▸ **Direction**: Leave out any picture and return the remaining listing below exactly as given.

----- Data in this exercise

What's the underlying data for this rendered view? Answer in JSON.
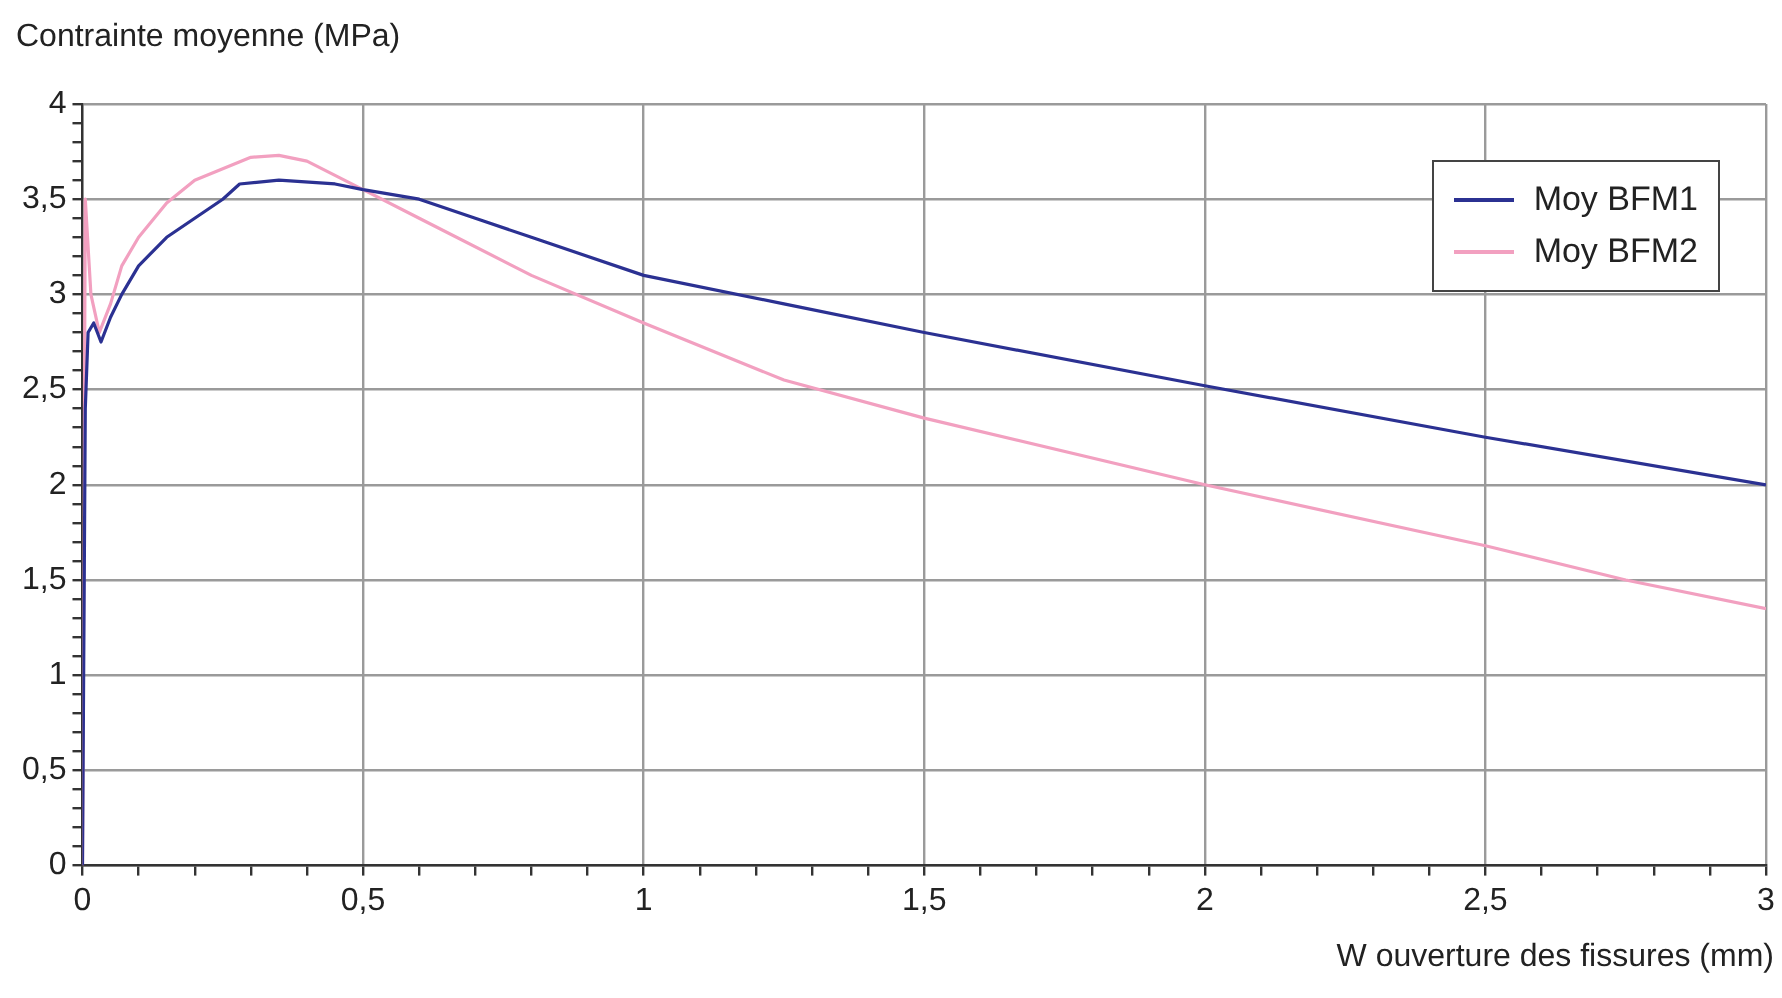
{
  "chart_data": {
    "type": "line",
    "xlabel": "W ouverture des fissures (mm)",
    "ylabel": "Contrainte moyenne (MPa)",
    "xlim": [
      0,
      3
    ],
    "ylim": [
      0,
      4
    ],
    "xticks": [
      0,
      {
        "value": 0.1,
        "label": null
      },
      {
        "value": 0.2,
        "label": null
      },
      {
        "value": 0.3,
        "label": null
      },
      {
        "value": 0.4,
        "label": null
      },
      {
        "value": 0.5,
        "label": "0,5"
      },
      {
        "value": 0.6,
        "label": null
      },
      {
        "value": 0.7,
        "label": null
      },
      {
        "value": 0.8,
        "label": null
      },
      {
        "value": 0.9,
        "label": null
      },
      1,
      {
        "value": 1.1,
        "label": null
      },
      {
        "value": 1.2,
        "label": null
      },
      {
        "value": 1.3,
        "label": null
      },
      {
        "value": 1.4,
        "label": null
      },
      {
        "value": 1.5,
        "label": "1,5"
      },
      {
        "value": 1.6,
        "label": null
      },
      {
        "value": 1.7,
        "label": null
      },
      {
        "value": 1.8,
        "label": null
      },
      {
        "value": 1.9,
        "label": null
      },
      2,
      {
        "value": 2.1,
        "label": null
      },
      {
        "value": 2.2,
        "label": null
      },
      {
        "value": 2.3,
        "label": null
      },
      {
        "value": 2.4,
        "label": null
      },
      {
        "value": 2.5,
        "label": "2,5"
      },
      {
        "value": 2.6,
        "label": null
      },
      {
        "value": 2.7,
        "label": null
      },
      {
        "value": 2.8,
        "label": null
      },
      {
        "value": 2.9,
        "label": null
      },
      3
    ],
    "yticks": [
      0,
      {
        "value": 0.1,
        "label": null
      },
      {
        "value": 0.2,
        "label": null
      },
      {
        "value": 0.3,
        "label": null
      },
      {
        "value": 0.4,
        "label": null
      },
      {
        "value": 0.5,
        "label": "0,5"
      },
      {
        "value": 0.6,
        "label": null
      },
      {
        "value": 0.7,
        "label": null
      },
      {
        "value": 0.8,
        "label": null
      },
      {
        "value": 0.9,
        "label": null
      },
      1,
      {
        "value": 1.1,
        "label": null
      },
      {
        "value": 1.2,
        "label": null
      },
      {
        "value": 1.3,
        "label": null
      },
      {
        "value": 1.4,
        "label": null
      },
      {
        "value": 1.5,
        "label": "1,5"
      },
      {
        "value": 1.6,
        "label": null
      },
      {
        "value": 1.7,
        "label": null
      },
      {
        "value": 1.8,
        "label": null
      },
      {
        "value": 1.9,
        "label": null
      },
      2,
      {
        "value": 2.1,
        "label": null
      },
      {
        "value": 2.2,
        "label": null
      },
      {
        "value": 2.3,
        "label": null
      },
      {
        "value": 2.4,
        "label": null
      },
      {
        "value": 2.5,
        "label": "2,5"
      },
      {
        "value": 2.6,
        "label": null
      },
      {
        "value": 2.7,
        "label": null
      },
      {
        "value": 2.8,
        "label": null
      },
      {
        "value": 2.9,
        "label": null
      },
      3,
      {
        "value": 3.1,
        "label": null
      },
      {
        "value": 3.2,
        "label": null
      },
      {
        "value": 3.3,
        "label": null
      },
      {
        "value": 3.4,
        "label": null
      },
      {
        "value": 3.5,
        "label": "3,5"
      },
      {
        "value": 3.6,
        "label": null
      },
      {
        "value": 3.7,
        "label": null
      },
      {
        "value": 3.8,
        "label": null
      },
      {
        "value": 3.9,
        "label": null
      },
      4
    ],
    "grid": true,
    "legend": "top right",
    "marker": "none",
    "line_style": "solid",
    "series": [
      {
        "name": "Moy BFM1",
        "color": "#2b3192",
        "x": [
          0,
          0.005,
          0.01,
          0.02,
          0.033,
          0.05,
          0.07,
          0.1,
          0.15,
          0.2,
          0.25,
          0.28,
          0.35,
          0.45,
          0.5,
          0.6,
          0.7,
          0.8,
          1.0,
          1.25,
          1.5,
          2.0,
          2.5,
          3.0
        ],
        "values": [
          0,
          2.4,
          2.8,
          2.85,
          2.75,
          2.88,
          3.0,
          3.15,
          3.3,
          3.4,
          3.5,
          3.58,
          3.6,
          3.58,
          3.55,
          3.5,
          3.4,
          3.3,
          3.1,
          2.95,
          2.8,
          2.52,
          2.25,
          2.0
        ]
      },
      {
        "name": "Moy BFM2",
        "color": "#f2a0c0",
        "x": [
          0,
          0.005,
          0.015,
          0.03,
          0.05,
          0.07,
          0.1,
          0.15,
          0.2,
          0.3,
          0.35,
          0.4,
          0.5,
          0.6,
          0.8,
          1.0,
          1.25,
          1.5,
          2.0,
          2.5,
          2.75,
          3.0
        ],
        "values": [
          0,
          3.5,
          3.0,
          2.8,
          2.95,
          3.15,
          3.3,
          3.48,
          3.6,
          3.72,
          3.73,
          3.7,
          3.55,
          3.4,
          3.1,
          2.85,
          2.55,
          2.35,
          2.0,
          1.68,
          1.5,
          1.35
        ]
      }
    ]
  }
}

----------

▸ **Finished answer**:
What's the underlying data for this rendered view? Answer in JSON.
{
  "chart_data": {
    "type": "line",
    "xlabel": "W ouverture des fissures (mm)",
    "ylabel": "Contrainte moyenne (MPa)",
    "xlim": [
      0,
      3
    ],
    "ylim": [
      0,
      4
    ],
    "xticks": [
      0,
      {
        "value": 0.1,
        "label": null
      },
      {
        "value": 0.2,
        "label": null
      },
      {
        "value": 0.3,
        "label": null
      },
      {
        "value": 0.4,
        "label": null
      },
      {
        "value": 0.5,
        "label": "0,5"
      },
      {
        "value": 0.6,
        "label": null
      },
      {
        "value": 0.7,
        "label": null
      },
      {
        "value": 0.8,
        "label": null
      },
      {
        "value": 0.9,
        "label": null
      },
      1,
      {
        "value": 1.1,
        "label": null
      },
      {
        "value": 1.2,
        "label": null
      },
      {
        "value": 1.3,
        "label": null
      },
      {
        "value": 1.4,
        "label": null
      },
      {
        "value": 1.5,
        "label": "1,5"
      },
      {
        "value": 1.6,
        "label": null
      },
      {
        "value": 1.7,
        "label": null
      },
      {
        "value": 1.8,
        "label": null
      },
      {
        "value": 1.9,
        "label": null
      },
      2,
      {
        "value": 2.1,
        "label": null
      },
      {
        "value": 2.2,
        "label": null
      },
      {
        "value": 2.3,
        "label": null
      },
      {
        "value": 2.4,
        "label": null
      },
      {
        "value": 2.5,
        "label": "2,5"
      },
      {
        "value": 2.6,
        "label": null
      },
      {
        "value": 2.7,
        "label": null
      },
      {
        "value": 2.8,
        "label": null
      },
      {
        "value": 2.9,
        "label": null
      },
      3
    ],
    "yticks": [
      0,
      {
        "value": 0.1,
        "label": null
      },
      {
        "value": 0.2,
        "label": null
      },
      {
        "value": 0.3,
        "label": null
      },
      {
        "value": 0.4,
        "label": null
      },
      {
        "value": 0.5,
        "label": "0,5"
      },
      {
        "value": 0.6,
        "label": null
      },
      {
        "value": 0.7,
        "label": null
      },
      {
        "value": 0.8,
        "label": null
      },
      {
        "value": 0.9,
        "label": null
      },
      1,
      {
        "value": 1.1,
        "label": null
      },
      {
        "value": 1.2,
        "label": null
      },
      {
        "value": 1.3,
        "label": null
      },
      {
        "value": 1.4,
        "label": null
      },
      {
        "value": 1.5,
        "label": "1,5"
      },
      {
        "value": 1.6,
        "label": null
      },
      {
        "value": 1.7,
        "label": null
      },
      {
        "value": 1.8,
        "label": null
      },
      {
        "value": 1.9,
        "label": null
      },
      2,
      {
        "value": 2.1,
        "label": null
      },
      {
        "value": 2.2,
        "label": null
      },
      {
        "value": 2.3,
        "label": null
      },
      {
        "value": 2.4,
        "label": null
      },
      {
        "value": 2.5,
        "label": "2,5"
      },
      {
        "value": 2.6,
        "label": null
      },
      {
        "value": 2.7,
        "label": null
      },
      {
        "value": 2.8,
        "label": null
      },
      {
        "value": 2.9,
        "label": null
      },
      3,
      {
        "value": 3.1,
        "label": null
      },
      {
        "value": 3.2,
        "label": null
      },
      {
        "value": 3.3,
        "label": null
      },
      {
        "value": 3.4,
        "label": null
      },
      {
        "value": 3.5,
        "label": "3,5"
      },
      {
        "value": 3.6,
        "label": null
      },
      {
        "value": 3.7,
        "label": null
      },
      {
        "value": 3.8,
        "label": null
      },
      {
        "value": 3.9,
        "label": null
      },
      4
    ],
    "grid": true,
    "legend": "top right",
    "marker": "none",
    "line_style": "solid",
    "series": [
      {
        "name": "Moy BFM1",
        "color": "#2b3192",
        "x": [
          0,
          0.005,
          0.01,
          0.02,
          0.033,
          0.05,
          0.07,
          0.1,
          0.15,
          0.2,
          0.25,
          0.28,
          0.35,
          0.45,
          0.5,
          0.6,
          0.7,
          0.8,
          1.0,
          1.25,
          1.5,
          2.0,
          2.5,
          3.0
        ],
        "values": [
          0,
          2.4,
          2.8,
          2.85,
          2.75,
          2.88,
          3.0,
          3.15,
          3.3,
          3.4,
          3.5,
          3.58,
          3.6,
          3.58,
          3.55,
          3.5,
          3.4,
          3.3,
          3.1,
          2.95,
          2.8,
          2.52,
          2.25,
          2.0
        ]
      },
      {
        "name": "Moy BFM2",
        "color": "#f2a0c0",
        "x": [
          0,
          0.005,
          0.015,
          0.03,
          0.05,
          0.07,
          0.1,
          0.15,
          0.2,
          0.3,
          0.35,
          0.4,
          0.5,
          0.6,
          0.8,
          1.0,
          1.25,
          1.5,
          2.0,
          2.5,
          2.75,
          3.0
        ],
        "values": [
          0,
          3.5,
          3.0,
          2.8,
          2.95,
          3.15,
          3.3,
          3.48,
          3.6,
          3.72,
          3.73,
          3.7,
          3.55,
          3.4,
          3.1,
          2.85,
          2.55,
          2.35,
          2.0,
          1.68,
          1.5,
          1.35
        ]
      }
    ]
  }
}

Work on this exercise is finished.